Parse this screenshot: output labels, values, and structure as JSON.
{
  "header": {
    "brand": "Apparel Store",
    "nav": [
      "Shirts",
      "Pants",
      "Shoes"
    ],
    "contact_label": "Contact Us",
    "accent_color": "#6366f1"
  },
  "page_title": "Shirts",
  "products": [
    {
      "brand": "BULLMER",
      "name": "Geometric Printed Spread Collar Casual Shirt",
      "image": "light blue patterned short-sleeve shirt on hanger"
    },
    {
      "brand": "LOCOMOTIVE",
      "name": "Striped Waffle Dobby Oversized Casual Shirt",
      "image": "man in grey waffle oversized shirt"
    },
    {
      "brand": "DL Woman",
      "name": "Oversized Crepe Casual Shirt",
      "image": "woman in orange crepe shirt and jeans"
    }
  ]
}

-=-=-

● **Exercise**
Which lines contain "Casual"? Show each of them.

● **Worked answer**
      "name": "Geometric Printed Spread Collar Casual Shirt",
      "name": "Striped Waffle Dobby Oversized Casual Shirt",
      "name": "Oversized Crepe Casual Shirt",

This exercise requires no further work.